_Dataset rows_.
━━━━━━━━━━
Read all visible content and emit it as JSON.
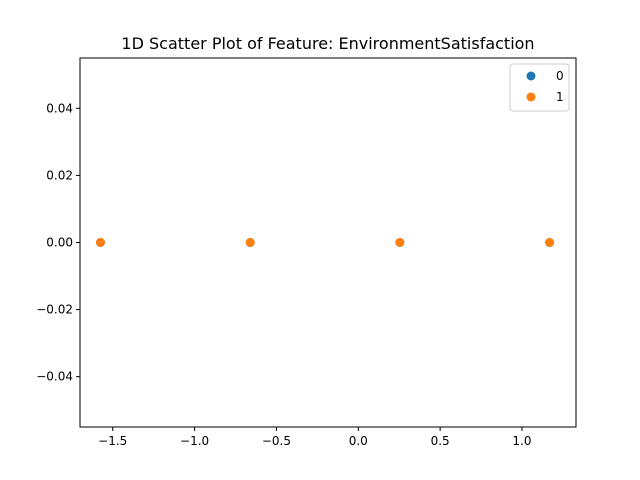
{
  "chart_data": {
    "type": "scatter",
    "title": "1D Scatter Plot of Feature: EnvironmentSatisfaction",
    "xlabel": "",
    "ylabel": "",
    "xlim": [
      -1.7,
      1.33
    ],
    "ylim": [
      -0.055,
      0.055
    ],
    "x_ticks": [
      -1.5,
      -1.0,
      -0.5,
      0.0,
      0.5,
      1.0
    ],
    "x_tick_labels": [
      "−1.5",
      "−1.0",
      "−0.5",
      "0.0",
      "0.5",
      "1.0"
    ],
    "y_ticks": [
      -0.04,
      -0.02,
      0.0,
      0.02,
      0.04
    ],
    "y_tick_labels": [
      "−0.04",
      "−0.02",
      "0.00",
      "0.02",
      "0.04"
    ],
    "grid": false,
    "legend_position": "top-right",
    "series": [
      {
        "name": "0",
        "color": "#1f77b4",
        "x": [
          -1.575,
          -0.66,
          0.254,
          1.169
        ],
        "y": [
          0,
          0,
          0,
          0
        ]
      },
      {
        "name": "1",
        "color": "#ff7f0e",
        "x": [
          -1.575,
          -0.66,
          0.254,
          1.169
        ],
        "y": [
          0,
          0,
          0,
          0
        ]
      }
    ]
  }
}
━━━━━━━━━━
_Exercise objective_.
Drop the pictures and reproduce the rest of the entries above exactly.

_Result of this task_.
Read all visible content and emit it as JSON.
{
  "chart_data": {
    "type": "scatter",
    "title": "1D Scatter Plot of Feature: EnvironmentSatisfaction",
    "xlabel": "",
    "ylabel": "",
    "xlim": [
      -1.7,
      1.33
    ],
    "ylim": [
      -0.055,
      0.055
    ],
    "x_ticks": [
      -1.5,
      -1.0,
      -0.5,
      0.0,
      0.5,
      1.0
    ],
    "x_tick_labels": [
      "−1.5",
      "−1.0",
      "−0.5",
      "0.0",
      "0.5",
      "1.0"
    ],
    "y_ticks": [
      -0.04,
      -0.02,
      0.0,
      0.02,
      0.04
    ],
    "y_tick_labels": [
      "−0.04",
      "−0.02",
      "0.00",
      "0.02",
      "0.04"
    ],
    "grid": false,
    "legend_position": "top-right",
    "series": [
      {
        "name": "0",
        "color": "#1f77b4",
        "x": [
          -1.575,
          -0.66,
          0.254,
          1.169
        ],
        "y": [
          0,
          0,
          0,
          0
        ]
      },
      {
        "name": "1",
        "color": "#ff7f0e",
        "x": [
          -1.575,
          -0.66,
          0.254,
          1.169
        ],
        "y": [
          0,
          0,
          0,
          0
        ]
      }
    ]
  }
}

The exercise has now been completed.